■ Exercise details: Using the data below, copy every line that contains the word "title".

■ Material for this task:

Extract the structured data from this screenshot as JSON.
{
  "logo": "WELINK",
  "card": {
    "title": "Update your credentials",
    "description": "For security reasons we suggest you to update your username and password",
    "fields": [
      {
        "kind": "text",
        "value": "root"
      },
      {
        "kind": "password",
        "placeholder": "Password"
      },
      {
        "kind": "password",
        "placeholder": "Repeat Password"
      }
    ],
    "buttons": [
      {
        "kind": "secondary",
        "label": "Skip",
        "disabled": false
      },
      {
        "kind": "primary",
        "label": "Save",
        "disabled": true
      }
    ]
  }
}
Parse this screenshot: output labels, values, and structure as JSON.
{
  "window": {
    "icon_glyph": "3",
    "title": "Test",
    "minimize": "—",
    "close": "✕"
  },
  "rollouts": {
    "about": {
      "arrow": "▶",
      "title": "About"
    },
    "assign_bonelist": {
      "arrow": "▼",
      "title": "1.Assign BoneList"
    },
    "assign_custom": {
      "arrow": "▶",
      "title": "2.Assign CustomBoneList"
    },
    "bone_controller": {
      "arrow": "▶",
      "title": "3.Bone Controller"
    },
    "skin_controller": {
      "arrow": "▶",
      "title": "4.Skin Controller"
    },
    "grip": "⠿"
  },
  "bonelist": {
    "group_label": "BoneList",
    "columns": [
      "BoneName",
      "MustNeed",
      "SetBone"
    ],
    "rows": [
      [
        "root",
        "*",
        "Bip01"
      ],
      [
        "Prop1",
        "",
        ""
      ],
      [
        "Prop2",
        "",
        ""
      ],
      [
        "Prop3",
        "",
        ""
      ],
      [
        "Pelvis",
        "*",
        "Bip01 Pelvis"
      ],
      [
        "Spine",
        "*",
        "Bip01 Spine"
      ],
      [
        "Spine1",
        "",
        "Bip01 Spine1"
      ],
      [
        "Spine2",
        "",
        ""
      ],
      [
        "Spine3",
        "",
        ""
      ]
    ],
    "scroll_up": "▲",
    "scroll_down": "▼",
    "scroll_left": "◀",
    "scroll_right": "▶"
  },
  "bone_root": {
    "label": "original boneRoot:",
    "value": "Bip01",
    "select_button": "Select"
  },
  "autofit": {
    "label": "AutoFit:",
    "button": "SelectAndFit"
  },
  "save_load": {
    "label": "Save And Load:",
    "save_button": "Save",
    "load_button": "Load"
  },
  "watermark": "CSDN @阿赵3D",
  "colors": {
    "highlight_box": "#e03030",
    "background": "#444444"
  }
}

■ Correct output:
    "title": "Update your credentials",
    "title": "Test",
      "title": "About"
      "title": "1.Assign BoneList"
      "title": "2.Assign CustomBoneList"
      "title": "3.Bone Controller"
      "title": "4.Skin Controller"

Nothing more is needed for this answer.